-- START OF Data lines --

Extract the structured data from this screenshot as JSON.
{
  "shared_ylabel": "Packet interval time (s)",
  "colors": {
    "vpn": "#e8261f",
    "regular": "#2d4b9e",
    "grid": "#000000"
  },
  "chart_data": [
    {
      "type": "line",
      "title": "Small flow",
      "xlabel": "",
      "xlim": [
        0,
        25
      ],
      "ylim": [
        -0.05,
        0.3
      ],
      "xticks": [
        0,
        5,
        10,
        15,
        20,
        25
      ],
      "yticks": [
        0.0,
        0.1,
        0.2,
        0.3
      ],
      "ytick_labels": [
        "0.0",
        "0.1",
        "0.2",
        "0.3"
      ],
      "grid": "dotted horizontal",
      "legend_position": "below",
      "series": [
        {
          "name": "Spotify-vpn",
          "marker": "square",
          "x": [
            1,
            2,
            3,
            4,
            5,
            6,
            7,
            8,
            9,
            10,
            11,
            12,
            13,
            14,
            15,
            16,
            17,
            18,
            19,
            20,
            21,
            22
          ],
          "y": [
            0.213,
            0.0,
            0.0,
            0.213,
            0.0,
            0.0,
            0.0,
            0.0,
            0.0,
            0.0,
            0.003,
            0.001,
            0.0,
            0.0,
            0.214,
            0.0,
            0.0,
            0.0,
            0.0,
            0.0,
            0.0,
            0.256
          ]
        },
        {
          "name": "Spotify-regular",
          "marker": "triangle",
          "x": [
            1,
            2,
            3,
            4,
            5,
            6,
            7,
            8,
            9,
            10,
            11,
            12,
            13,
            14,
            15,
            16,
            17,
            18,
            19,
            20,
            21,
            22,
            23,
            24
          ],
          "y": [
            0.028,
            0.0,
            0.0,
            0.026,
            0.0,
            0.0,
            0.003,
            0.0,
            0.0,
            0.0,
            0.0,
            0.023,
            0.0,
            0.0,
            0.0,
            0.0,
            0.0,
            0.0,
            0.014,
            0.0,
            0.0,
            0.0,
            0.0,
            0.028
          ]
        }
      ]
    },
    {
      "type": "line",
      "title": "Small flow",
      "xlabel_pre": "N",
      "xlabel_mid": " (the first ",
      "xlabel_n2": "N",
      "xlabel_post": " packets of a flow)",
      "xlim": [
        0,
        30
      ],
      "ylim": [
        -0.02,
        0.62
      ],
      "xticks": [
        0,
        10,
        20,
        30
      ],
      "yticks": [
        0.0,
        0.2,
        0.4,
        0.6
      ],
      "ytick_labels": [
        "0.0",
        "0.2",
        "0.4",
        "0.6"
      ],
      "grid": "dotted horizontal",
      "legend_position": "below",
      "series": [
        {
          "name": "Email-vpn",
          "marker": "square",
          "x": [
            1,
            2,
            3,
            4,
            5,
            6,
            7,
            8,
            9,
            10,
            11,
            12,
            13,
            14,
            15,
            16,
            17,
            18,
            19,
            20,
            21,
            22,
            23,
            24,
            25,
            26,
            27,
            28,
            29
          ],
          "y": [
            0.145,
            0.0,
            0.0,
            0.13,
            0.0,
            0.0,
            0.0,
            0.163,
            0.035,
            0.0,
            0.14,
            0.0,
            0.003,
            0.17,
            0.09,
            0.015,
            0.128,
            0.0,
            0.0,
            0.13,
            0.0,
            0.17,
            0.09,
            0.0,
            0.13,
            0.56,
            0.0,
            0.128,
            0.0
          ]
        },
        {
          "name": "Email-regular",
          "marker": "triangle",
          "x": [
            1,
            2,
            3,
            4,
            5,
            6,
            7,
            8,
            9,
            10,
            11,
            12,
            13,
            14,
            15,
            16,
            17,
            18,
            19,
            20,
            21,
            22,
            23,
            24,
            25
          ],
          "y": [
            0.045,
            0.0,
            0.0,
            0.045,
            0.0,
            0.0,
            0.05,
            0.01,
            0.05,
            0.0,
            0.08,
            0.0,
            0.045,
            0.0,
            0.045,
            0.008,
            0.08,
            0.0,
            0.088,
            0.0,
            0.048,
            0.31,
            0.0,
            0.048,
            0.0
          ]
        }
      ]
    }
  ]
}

-- END OF Data lines --

--- Task to carry out ---
In the lines above, find each one with "regular" and list it.

--- Output ---
    "regular": "#2d4b9e",
          "name": "Spotify-regular",
          "name": "Email-regular",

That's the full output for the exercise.